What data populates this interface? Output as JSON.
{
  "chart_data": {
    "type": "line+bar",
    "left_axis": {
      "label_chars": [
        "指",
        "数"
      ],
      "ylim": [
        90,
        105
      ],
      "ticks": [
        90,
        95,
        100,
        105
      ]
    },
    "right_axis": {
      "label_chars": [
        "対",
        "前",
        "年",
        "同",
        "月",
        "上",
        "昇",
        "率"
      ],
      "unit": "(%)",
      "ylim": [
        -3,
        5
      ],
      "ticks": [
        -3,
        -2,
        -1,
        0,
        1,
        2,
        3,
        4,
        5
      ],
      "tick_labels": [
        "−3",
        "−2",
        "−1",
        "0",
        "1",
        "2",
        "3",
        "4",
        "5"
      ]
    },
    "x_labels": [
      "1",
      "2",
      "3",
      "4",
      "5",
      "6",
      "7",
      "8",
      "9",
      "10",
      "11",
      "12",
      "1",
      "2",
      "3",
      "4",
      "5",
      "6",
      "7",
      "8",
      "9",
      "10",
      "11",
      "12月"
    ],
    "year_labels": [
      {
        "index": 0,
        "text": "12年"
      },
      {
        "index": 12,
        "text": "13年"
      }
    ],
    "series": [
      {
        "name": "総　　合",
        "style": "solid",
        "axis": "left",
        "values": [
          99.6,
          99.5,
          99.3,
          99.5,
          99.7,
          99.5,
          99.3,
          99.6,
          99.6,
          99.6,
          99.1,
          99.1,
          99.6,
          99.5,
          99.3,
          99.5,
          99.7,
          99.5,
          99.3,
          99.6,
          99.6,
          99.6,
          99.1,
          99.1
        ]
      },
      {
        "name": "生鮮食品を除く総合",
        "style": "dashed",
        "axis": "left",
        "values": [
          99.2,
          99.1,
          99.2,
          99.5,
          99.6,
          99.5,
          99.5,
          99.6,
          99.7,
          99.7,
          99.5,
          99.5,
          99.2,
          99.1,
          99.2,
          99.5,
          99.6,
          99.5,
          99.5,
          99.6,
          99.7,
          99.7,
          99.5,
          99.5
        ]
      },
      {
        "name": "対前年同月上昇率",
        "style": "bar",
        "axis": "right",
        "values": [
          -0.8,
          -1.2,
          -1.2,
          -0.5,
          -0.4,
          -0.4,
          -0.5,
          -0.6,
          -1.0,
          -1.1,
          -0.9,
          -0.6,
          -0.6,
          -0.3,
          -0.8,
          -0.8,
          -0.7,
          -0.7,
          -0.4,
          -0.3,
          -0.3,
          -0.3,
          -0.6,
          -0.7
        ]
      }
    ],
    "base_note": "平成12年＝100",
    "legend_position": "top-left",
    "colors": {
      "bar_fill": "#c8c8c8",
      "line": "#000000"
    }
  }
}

■ ■ ■ ■

What you should do: Here, the records must be output exactly and in full.

Answer to the problem:
What data populates this interface? Output as JSON.
{
  "chart_data": {
    "type": "line+bar",
    "left_axis": {
      "label_chars": [
        "指",
        "数"
      ],
      "ylim": [
        90,
        105
      ],
      "ticks": [
        90,
        95,
        100,
        105
      ]
    },
    "right_axis": {
      "label_chars": [
        "対",
        "前",
        "年",
        "同",
        "月",
        "上",
        "昇",
        "率"
      ],
      "unit": "(%)",
      "ylim": [
        -3,
        5
      ],
      "ticks": [
        -3,
        -2,
        -1,
        0,
        1,
        2,
        3,
        4,
        5
      ],
      "tick_labels": [
        "−3",
        "−2",
        "−1",
        "0",
        "1",
        "2",
        "3",
        "4",
        "5"
      ]
    },
    "x_labels": [
      "1",
      "2",
      "3",
      "4",
      "5",
      "6",
      "7",
      "8",
      "9",
      "10",
      "11",
      "12",
      "1",
      "2",
      "3",
      "4",
      "5",
      "6",
      "7",
      "8",
      "9",
      "10",
      "11",
      "12月"
    ],
    "year_labels": [
      {
        "index": 0,
        "text": "12年"
      },
      {
        "index": 12,
        "text": "13年"
      }
    ],
    "series": [
      {
        "name": "総　　合",
        "style": "solid",
        "axis": "left",
        "values": [
          99.6,
          99.5,
          99.3,
          99.5,
          99.7,
          99.5,
          99.3,
          99.6,
          99.6,
          99.6,
          99.1,
          99.1,
          99.6,
          99.5,
          99.3,
          99.5,
          99.7,
          99.5,
          99.3,
          99.6,
          99.6,
          99.6,
          99.1,
          99.1
        ]
      },
      {
        "name": "生鮮食品を除く総合",
        "style": "dashed",
        "axis": "left",
        "values": [
          99.2,
          99.1,
          99.2,
          99.5,
          99.6,
          99.5,
          99.5,
          99.6,
          99.7,
          99.7,
          99.5,
          99.5,
          99.2,
          99.1,
          99.2,
          99.5,
          99.6,
          99.5,
          99.5,
          99.6,
          99.7,
          99.7,
          99.5,
          99.5
        ]
      },
      {
        "name": "対前年同月上昇率",
        "style": "bar",
        "axis": "right",
        "values": [
          -0.8,
          -1.2,
          -1.2,
          -0.5,
          -0.4,
          -0.4,
          -0.5,
          -0.6,
          -1.0,
          -1.1,
          -0.9,
          -0.6,
          -0.6,
          -0.3,
          -0.8,
          -0.8,
          -0.7,
          -0.7,
          -0.4,
          -0.3,
          -0.3,
          -0.3,
          -0.6,
          -0.7
        ]
      }
    ],
    "base_note": "平成12年＝100",
    "legend_position": "top-left",
    "colors": {
      "bar_fill": "#c8c8c8",
      "line": "#000000"
    }
  }
}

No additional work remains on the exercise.